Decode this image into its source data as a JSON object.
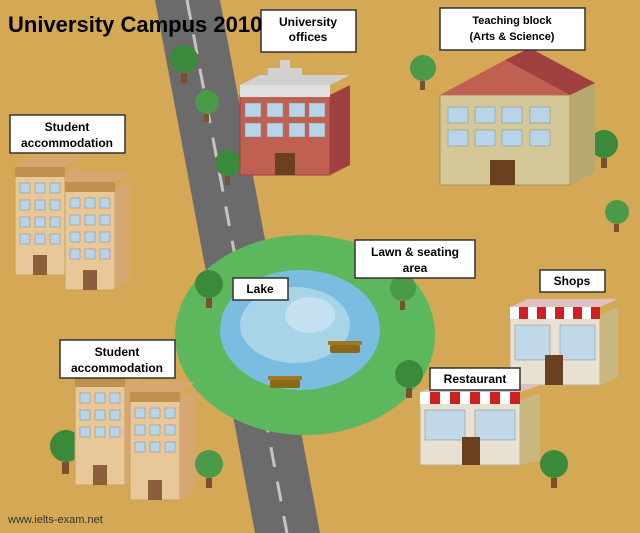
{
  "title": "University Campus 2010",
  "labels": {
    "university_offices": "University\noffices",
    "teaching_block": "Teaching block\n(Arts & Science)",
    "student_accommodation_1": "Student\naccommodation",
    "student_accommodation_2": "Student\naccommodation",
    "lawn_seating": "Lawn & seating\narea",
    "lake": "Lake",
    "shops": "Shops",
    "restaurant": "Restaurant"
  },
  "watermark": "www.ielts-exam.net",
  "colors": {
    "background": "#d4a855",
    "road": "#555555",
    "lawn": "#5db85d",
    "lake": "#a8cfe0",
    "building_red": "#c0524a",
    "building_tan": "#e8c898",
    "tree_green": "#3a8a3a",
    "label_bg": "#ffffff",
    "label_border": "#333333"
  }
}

========================

Leave the pictures out and reproduce each record exactly as written.

Decode this image into its source data as a JSON object.
{
  "title": "University Campus 2010",
  "labels": {
    "university_offices": "University\noffices",
    "teaching_block": "Teaching block\n(Arts & Science)",
    "student_accommodation_1": "Student\naccommodation",
    "student_accommodation_2": "Student\naccommodation",
    "lawn_seating": "Lawn & seating\narea",
    "lake": "Lake",
    "shops": "Shops",
    "restaurant": "Restaurant"
  },
  "watermark": "www.ielts-exam.net",
  "colors": {
    "background": "#d4a855",
    "road": "#555555",
    "lawn": "#5db85d",
    "lake": "#a8cfe0",
    "building_red": "#c0524a",
    "building_tan": "#e8c898",
    "tree_green": "#3a8a3a",
    "label_bg": "#ffffff",
    "label_border": "#333333"
  }
}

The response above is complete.